## Start Material for this exercise

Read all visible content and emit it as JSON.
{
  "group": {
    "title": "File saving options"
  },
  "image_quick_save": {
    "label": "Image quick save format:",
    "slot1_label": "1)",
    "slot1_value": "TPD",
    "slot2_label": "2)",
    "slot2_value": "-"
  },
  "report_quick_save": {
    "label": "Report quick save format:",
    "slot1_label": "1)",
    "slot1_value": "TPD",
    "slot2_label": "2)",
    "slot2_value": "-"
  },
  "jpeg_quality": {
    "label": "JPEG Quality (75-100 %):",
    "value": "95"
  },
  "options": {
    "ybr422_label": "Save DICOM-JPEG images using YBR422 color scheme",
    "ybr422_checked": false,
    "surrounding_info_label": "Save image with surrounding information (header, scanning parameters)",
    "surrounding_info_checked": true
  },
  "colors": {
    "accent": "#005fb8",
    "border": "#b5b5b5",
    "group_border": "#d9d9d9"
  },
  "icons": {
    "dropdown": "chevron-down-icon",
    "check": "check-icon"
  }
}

## End Material for this exercise

**Objective**
Make an exact copy of the data above.

**Solved exercise**
Read all visible content and emit it as JSON.
{
  "group": {
    "title": "File saving options"
  },
  "image_quick_save": {
    "label": "Image quick save format:",
    "slot1_label": "1)",
    "slot1_value": "TPD",
    "slot2_label": "2)",
    "slot2_value": "-"
  },
  "report_quick_save": {
    "label": "Report quick save format:",
    "slot1_label": "1)",
    "slot1_value": "TPD",
    "slot2_label": "2)",
    "slot2_value": "-"
  },
  "jpeg_quality": {
    "label": "JPEG Quality (75-100 %):",
    "value": "95"
  },
  "options": {
    "ybr422_label": "Save DICOM-JPEG images using YBR422 color scheme",
    "ybr422_checked": false,
    "surrounding_info_label": "Save image with surrounding information (header, scanning parameters)",
    "surrounding_info_checked": true
  },
  "colors": {
    "accent": "#005fb8",
    "border": "#b5b5b5",
    "group_border": "#d9d9d9"
  },
  "icons": {
    "dropdown": "chevron-down-icon",
    "check": "check-icon"
  }
}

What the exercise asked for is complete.